*THE PROBLEM:*
Present each line of the entries below that holds the word "JSON".

--*--

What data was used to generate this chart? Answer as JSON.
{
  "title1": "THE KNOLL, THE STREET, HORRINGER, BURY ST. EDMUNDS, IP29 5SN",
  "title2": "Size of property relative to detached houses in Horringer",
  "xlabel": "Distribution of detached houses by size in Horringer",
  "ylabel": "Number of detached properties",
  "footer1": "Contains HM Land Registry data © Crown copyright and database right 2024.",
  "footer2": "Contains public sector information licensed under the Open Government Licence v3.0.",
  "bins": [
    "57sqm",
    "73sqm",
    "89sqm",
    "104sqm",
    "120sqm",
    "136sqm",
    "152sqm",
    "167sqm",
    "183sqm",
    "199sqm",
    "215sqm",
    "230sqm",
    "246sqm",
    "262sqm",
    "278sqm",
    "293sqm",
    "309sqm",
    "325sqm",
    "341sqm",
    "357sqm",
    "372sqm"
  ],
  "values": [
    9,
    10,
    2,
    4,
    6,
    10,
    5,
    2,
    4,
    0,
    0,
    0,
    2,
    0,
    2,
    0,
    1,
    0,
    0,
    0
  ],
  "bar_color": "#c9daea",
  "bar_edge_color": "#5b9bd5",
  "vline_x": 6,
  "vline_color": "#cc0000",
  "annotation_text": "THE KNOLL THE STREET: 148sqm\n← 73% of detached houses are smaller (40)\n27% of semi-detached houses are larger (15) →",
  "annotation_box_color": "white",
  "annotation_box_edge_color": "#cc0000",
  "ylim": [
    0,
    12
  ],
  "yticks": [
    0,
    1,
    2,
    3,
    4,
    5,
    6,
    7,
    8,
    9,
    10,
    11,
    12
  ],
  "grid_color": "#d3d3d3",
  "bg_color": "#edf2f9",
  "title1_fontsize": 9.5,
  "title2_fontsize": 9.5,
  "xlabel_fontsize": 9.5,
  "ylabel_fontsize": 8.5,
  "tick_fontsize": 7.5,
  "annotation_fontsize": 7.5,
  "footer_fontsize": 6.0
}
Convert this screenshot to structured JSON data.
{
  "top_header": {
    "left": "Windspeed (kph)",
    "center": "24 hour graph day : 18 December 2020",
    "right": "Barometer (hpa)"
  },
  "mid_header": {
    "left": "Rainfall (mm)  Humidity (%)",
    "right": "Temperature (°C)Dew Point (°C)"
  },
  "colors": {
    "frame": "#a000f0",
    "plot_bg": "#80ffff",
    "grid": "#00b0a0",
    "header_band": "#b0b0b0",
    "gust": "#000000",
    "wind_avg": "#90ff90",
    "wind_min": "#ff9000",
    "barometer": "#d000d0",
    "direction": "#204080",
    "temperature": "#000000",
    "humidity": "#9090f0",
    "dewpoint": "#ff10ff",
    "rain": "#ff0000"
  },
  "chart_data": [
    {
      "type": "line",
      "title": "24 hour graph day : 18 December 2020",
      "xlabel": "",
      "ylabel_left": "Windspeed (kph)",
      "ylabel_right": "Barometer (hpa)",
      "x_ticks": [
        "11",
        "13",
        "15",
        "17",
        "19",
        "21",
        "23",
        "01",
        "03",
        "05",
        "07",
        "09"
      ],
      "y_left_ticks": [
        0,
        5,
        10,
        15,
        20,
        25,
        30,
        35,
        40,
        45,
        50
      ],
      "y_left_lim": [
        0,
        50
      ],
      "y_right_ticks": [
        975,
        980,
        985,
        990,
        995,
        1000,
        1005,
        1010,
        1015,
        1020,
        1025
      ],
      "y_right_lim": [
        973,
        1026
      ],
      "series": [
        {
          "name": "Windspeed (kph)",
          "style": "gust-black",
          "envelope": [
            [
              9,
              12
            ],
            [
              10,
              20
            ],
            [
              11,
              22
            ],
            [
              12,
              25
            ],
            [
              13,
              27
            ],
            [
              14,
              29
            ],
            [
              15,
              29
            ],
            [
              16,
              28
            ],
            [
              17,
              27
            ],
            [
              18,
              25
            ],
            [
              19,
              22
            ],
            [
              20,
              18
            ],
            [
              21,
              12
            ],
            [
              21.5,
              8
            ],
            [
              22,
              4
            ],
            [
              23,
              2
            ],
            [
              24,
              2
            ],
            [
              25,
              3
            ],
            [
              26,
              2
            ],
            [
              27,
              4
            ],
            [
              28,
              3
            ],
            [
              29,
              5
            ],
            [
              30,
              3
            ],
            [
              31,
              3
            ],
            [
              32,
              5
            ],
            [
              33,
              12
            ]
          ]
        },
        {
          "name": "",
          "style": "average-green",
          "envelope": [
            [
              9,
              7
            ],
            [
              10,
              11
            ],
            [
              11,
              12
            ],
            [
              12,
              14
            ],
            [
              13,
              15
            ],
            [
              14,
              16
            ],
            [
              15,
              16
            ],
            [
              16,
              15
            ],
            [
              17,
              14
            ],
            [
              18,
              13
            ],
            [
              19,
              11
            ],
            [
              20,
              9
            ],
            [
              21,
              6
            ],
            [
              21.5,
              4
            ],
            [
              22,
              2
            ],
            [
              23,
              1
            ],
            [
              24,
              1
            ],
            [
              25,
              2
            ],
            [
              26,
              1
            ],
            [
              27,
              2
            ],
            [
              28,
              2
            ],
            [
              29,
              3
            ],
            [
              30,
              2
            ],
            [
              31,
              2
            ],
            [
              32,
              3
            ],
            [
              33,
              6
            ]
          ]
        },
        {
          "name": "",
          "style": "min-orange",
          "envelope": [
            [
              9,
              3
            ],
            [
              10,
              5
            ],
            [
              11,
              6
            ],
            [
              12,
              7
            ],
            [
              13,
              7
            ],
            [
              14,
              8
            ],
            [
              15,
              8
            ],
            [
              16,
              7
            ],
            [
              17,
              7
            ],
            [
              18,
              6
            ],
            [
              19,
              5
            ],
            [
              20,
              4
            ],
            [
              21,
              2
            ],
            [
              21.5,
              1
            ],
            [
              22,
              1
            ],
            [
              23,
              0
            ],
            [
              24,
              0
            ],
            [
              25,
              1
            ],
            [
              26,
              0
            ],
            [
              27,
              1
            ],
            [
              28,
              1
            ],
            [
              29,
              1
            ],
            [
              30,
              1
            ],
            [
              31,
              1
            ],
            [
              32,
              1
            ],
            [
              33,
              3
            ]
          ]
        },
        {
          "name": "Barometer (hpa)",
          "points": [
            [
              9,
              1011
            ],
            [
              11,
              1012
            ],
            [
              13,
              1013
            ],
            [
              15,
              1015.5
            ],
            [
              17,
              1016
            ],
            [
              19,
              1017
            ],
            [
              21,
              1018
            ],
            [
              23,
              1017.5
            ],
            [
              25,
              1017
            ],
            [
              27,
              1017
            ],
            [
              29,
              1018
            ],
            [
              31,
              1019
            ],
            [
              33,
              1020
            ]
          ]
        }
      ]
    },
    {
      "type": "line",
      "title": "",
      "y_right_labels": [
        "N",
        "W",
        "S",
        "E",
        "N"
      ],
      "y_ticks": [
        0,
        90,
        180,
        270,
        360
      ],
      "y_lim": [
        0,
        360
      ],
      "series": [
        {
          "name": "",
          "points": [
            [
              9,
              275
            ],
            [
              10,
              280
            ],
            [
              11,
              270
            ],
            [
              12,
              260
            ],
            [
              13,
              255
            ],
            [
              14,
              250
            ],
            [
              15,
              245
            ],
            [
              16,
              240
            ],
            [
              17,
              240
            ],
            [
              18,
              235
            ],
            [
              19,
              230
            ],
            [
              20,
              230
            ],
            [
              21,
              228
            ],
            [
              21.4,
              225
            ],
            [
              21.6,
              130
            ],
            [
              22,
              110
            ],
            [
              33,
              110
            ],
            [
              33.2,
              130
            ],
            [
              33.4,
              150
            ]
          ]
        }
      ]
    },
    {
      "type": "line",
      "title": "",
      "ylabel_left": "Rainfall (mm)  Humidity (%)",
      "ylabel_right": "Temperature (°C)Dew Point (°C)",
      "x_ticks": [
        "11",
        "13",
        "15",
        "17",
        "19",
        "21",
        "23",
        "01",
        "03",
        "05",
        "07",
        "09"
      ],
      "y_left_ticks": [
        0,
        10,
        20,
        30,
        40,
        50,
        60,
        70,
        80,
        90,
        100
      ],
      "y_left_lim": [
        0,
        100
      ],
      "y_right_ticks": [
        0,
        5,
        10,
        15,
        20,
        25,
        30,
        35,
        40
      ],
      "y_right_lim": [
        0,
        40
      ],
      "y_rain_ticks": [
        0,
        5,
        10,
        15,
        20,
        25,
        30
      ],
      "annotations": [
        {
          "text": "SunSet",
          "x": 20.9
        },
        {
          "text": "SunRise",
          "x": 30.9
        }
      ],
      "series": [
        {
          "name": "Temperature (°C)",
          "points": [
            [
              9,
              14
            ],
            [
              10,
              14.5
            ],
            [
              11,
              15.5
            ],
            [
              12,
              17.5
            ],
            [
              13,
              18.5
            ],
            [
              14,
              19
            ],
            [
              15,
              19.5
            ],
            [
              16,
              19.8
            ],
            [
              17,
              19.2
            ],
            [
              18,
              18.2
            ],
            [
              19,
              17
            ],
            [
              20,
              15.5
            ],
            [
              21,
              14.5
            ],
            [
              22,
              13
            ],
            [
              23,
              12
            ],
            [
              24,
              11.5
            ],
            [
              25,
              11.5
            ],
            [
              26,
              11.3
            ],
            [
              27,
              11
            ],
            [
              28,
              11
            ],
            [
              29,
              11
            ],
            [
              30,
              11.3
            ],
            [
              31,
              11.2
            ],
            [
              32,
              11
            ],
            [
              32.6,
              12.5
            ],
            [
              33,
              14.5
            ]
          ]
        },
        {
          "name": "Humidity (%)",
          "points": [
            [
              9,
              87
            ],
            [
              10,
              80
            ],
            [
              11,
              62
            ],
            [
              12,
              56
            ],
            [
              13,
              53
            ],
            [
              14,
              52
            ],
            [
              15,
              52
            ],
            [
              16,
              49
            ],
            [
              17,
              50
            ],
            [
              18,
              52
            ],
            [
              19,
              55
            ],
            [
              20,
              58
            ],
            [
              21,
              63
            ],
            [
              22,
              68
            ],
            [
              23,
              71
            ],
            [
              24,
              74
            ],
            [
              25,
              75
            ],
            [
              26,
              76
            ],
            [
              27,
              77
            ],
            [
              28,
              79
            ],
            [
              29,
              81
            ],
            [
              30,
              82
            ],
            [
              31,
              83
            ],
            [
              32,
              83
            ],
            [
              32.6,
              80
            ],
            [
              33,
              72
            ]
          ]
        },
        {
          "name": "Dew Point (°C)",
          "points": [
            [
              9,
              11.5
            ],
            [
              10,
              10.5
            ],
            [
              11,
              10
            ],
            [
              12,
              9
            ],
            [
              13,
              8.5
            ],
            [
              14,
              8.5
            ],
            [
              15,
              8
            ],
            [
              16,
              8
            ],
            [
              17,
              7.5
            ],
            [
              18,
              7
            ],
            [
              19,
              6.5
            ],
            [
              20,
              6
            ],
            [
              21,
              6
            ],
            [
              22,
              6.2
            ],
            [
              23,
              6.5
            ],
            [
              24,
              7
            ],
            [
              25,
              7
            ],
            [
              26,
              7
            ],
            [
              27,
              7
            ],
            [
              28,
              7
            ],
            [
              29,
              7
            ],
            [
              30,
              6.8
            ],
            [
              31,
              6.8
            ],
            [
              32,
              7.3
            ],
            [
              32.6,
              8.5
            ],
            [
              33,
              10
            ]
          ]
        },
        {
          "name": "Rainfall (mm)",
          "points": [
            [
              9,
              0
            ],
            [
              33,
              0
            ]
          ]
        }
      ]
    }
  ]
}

--*--

*SOLVED EXERCISE:*
What data was used to generate this chart? Answer as JSON.
Convert this screenshot to structured JSON data.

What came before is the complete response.